• **Stored rows**:

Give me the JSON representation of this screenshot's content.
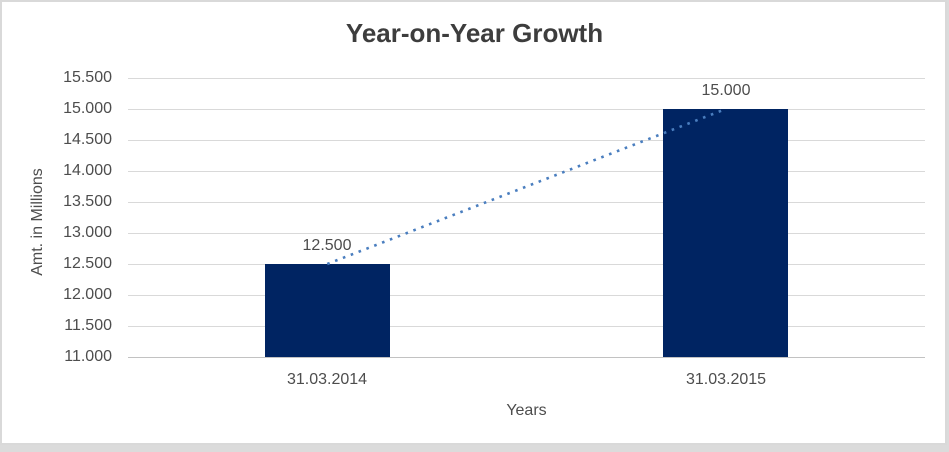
{
  "chart_data": {
    "type": "bar",
    "title": "Year-on-Year Growth",
    "xlabel": "Years",
    "ylabel": "Amt. in Millions",
    "categories": [
      "31.03.2014",
      "31.03.2015"
    ],
    "values": [
      12500,
      15000
    ],
    "data_labels": [
      "12.500",
      "15.000"
    ],
    "y_ticks": [
      15500,
      15000,
      14500,
      14000,
      13500,
      13000,
      12500,
      12000,
      11500,
      11000
    ],
    "y_tick_labels": [
      "15.500",
      "15.000",
      "14.500",
      "14.000",
      "13.500",
      "13.000",
      "12.500",
      "12.000",
      "11.500",
      "11.000"
    ],
    "ylim": [
      11000,
      15500
    ],
    "grid": true,
    "legend": "none",
    "trendline": {
      "type": "linear",
      "style": "dotted",
      "from_value": 12500,
      "to_value": 15000
    },
    "colors": {
      "bar": "#002462",
      "trendline": "#4a7ebf",
      "gridline": "#d9d9d9",
      "axis_line": "#c2c2c2",
      "label_text": "#4d4d4d",
      "title_text": "#3d3d3d",
      "background": "#ffffff",
      "frame_border": "#d9d9d9"
    }
  }
}
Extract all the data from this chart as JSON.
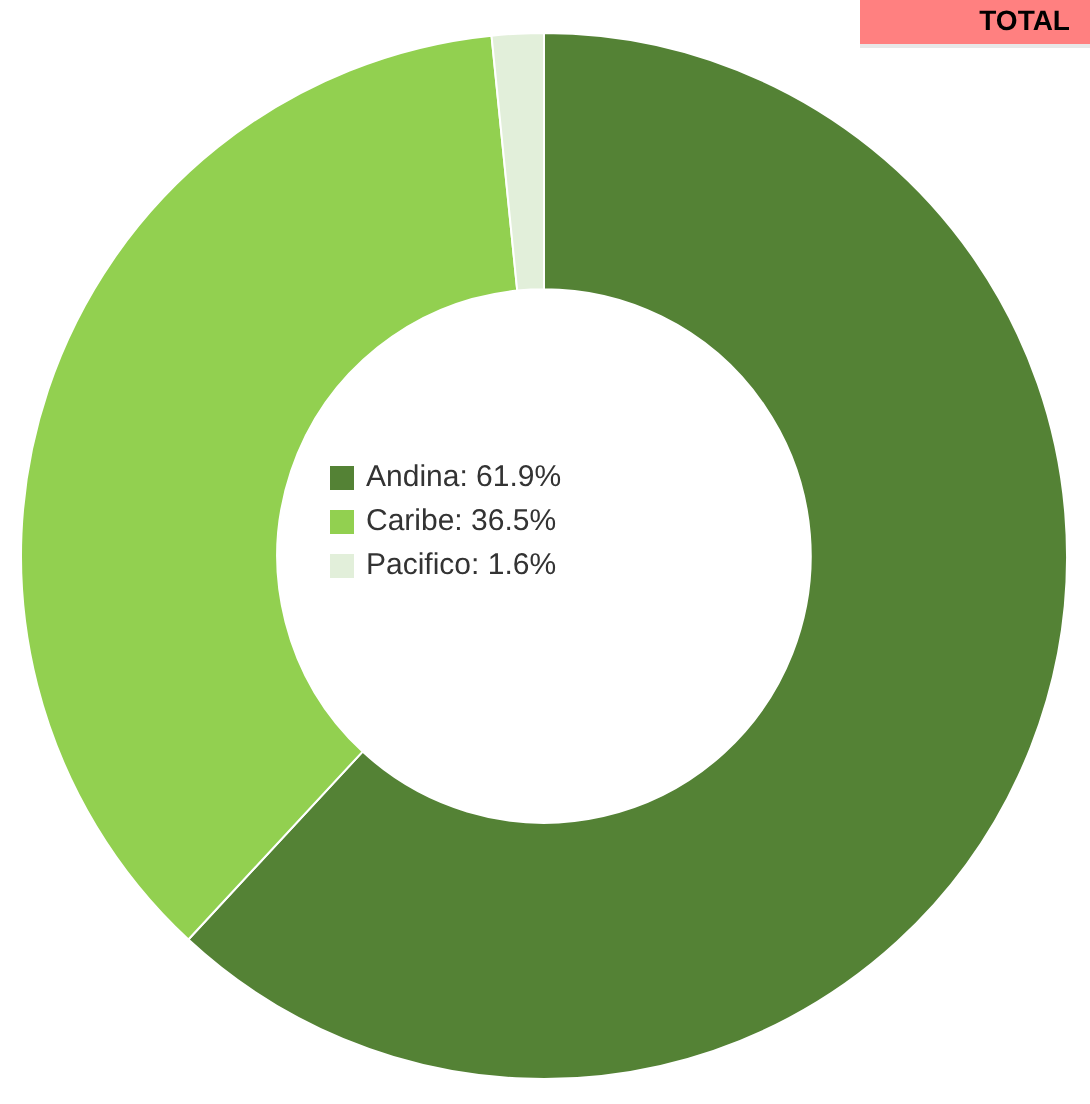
{
  "chart_data": {
    "type": "donut",
    "categories": [
      "Andina: 61.9%",
      "Caribe: 36.5%",
      "Pacifico: 1.6%"
    ],
    "values": [
      61.9,
      36.5,
      1.6
    ],
    "colors": [
      "#548235",
      "#92d050",
      "#e2efda"
    ],
    "legend": "center",
    "annotations": [
      "TOTAL"
    ]
  }
}
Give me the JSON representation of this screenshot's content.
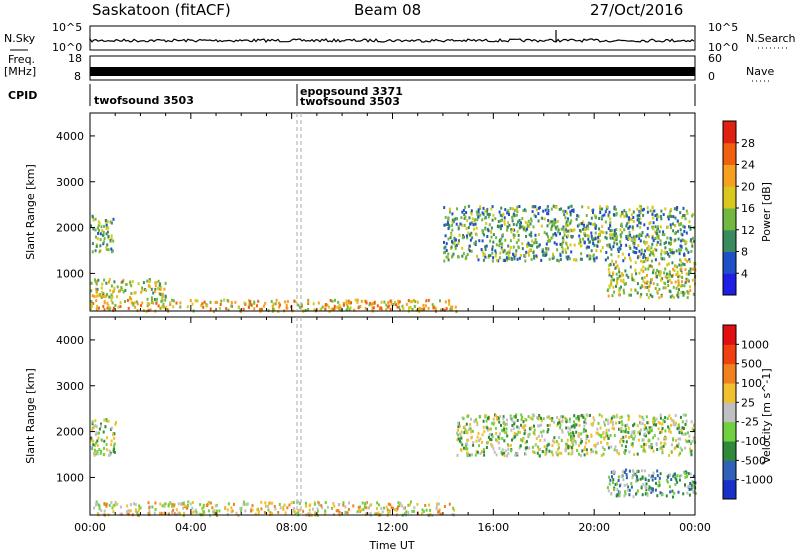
{
  "header": {
    "station": "Saskatoon (fitACF)",
    "beam": "Beam 08",
    "date": "27/Oct/2016"
  },
  "nsky_panel": {
    "left_label": "N.Sky",
    "right_label": "N.Search",
    "left_ticks": [
      "10^5",
      "10^0"
    ],
    "right_ticks": [
      "10^5",
      "10^0"
    ]
  },
  "freq_panel": {
    "left_label_1": "Freq.",
    "left_label_2": "[MHz]",
    "right_label": "Nave",
    "left_ticks": [
      "18",
      "8"
    ],
    "right_ticks": [
      "60",
      "0"
    ]
  },
  "cpid_panel": {
    "label": "CPID",
    "segments": [
      {
        "text": "twofsound 3503",
        "start_hour": 0
      },
      {
        "text": "epopsound 3371",
        "start_hour": 8.4
      },
      {
        "text": "twofsound 3503",
        "start_hour": 8.4
      }
    ]
  },
  "chart_data": [
    {
      "type": "heatmap",
      "name": "power",
      "xlabel": "",
      "ylabel": "Slant Range [km]",
      "xlim": [
        0,
        24
      ],
      "ylim": [
        180,
        4500
      ],
      "yticks": [
        "1000",
        "2000",
        "3000",
        "4000"
      ],
      "colorbar": {
        "label": "Power [dB]",
        "ticks": [
          "4",
          "8",
          "12",
          "16",
          "20",
          "24",
          "28"
        ],
        "colors": [
          "#1e1ee6",
          "#2050c8",
          "#3a8a60",
          "#70b840",
          "#d8c820",
          "#f5a020",
          "#f06010",
          "#e02010"
        ]
      },
      "regions": [
        {
          "x": [
            0,
            14.5
          ],
          "y": [
            200,
            450
          ],
          "level": 5
        },
        {
          "x": [
            0,
            3
          ],
          "y": [
            450,
            900
          ],
          "level": 4
        },
        {
          "x": [
            0,
            0.9
          ],
          "y": [
            1500,
            2300
          ],
          "level": 3
        },
        {
          "x": [
            14,
            24
          ],
          "y": [
            1300,
            2500
          ],
          "level": 3
        },
        {
          "x": [
            20.5,
            24
          ],
          "y": [
            500,
            1300
          ],
          "level": 4
        }
      ]
    },
    {
      "type": "heatmap",
      "name": "velocity",
      "xlabel": "Time UT",
      "ylabel": "Slant Range [km]",
      "xlim": [
        0,
        24
      ],
      "ylim": [
        180,
        4500
      ],
      "xticks": [
        "00:00",
        "04:00",
        "08:00",
        "12:00",
        "16:00",
        "20:00",
        "00:00"
      ],
      "yticks": [
        "1000",
        "2000",
        "3000",
        "4000"
      ],
      "colorbar": {
        "label": "Velocity [m s^-1]",
        "ticks": [
          "1000",
          "500",
          "100",
          "25",
          "-25",
          "-100",
          "-500",
          "-1000"
        ],
        "colors": [
          "#1830c8",
          "#3060b8",
          "#2e8a3a",
          "#70d040",
          "#c0c0c0",
          "#f0c030",
          "#f08020",
          "#f04010",
          "#e01010"
        ]
      },
      "regions": [
        {
          "x": [
            0,
            14.5
          ],
          "y": [
            200,
            500
          ],
          "level": 5
        },
        {
          "x": [
            0,
            1
          ],
          "y": [
            1500,
            2300
          ],
          "level": 4
        },
        {
          "x": [
            14.5,
            24
          ],
          "y": [
            1500,
            2400
          ],
          "level": 4
        },
        {
          "x": [
            20.5,
            24
          ],
          "y": [
            600,
            1200
          ],
          "level": 3
        }
      ]
    }
  ]
}
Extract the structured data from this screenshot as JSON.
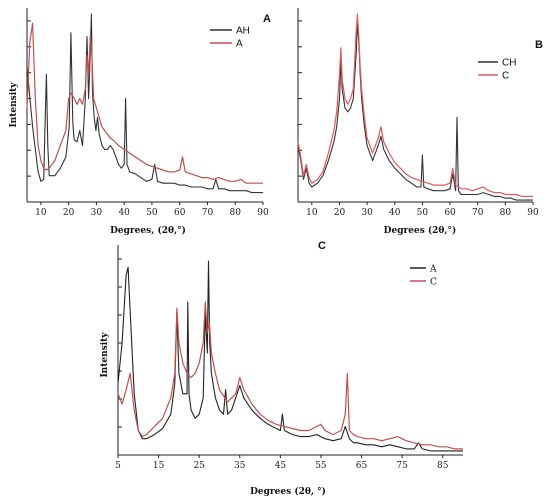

• **Task brief**:
Pick each line holding the word "this" out of the data and copy it.

• **Solution**:
Give me the JSON representation of this screenshot's content.
Extract all the data from this chart as JSON.
Give me the JSON representation of this screenshot's content.
Extract the structured data from this screenshot as JSON.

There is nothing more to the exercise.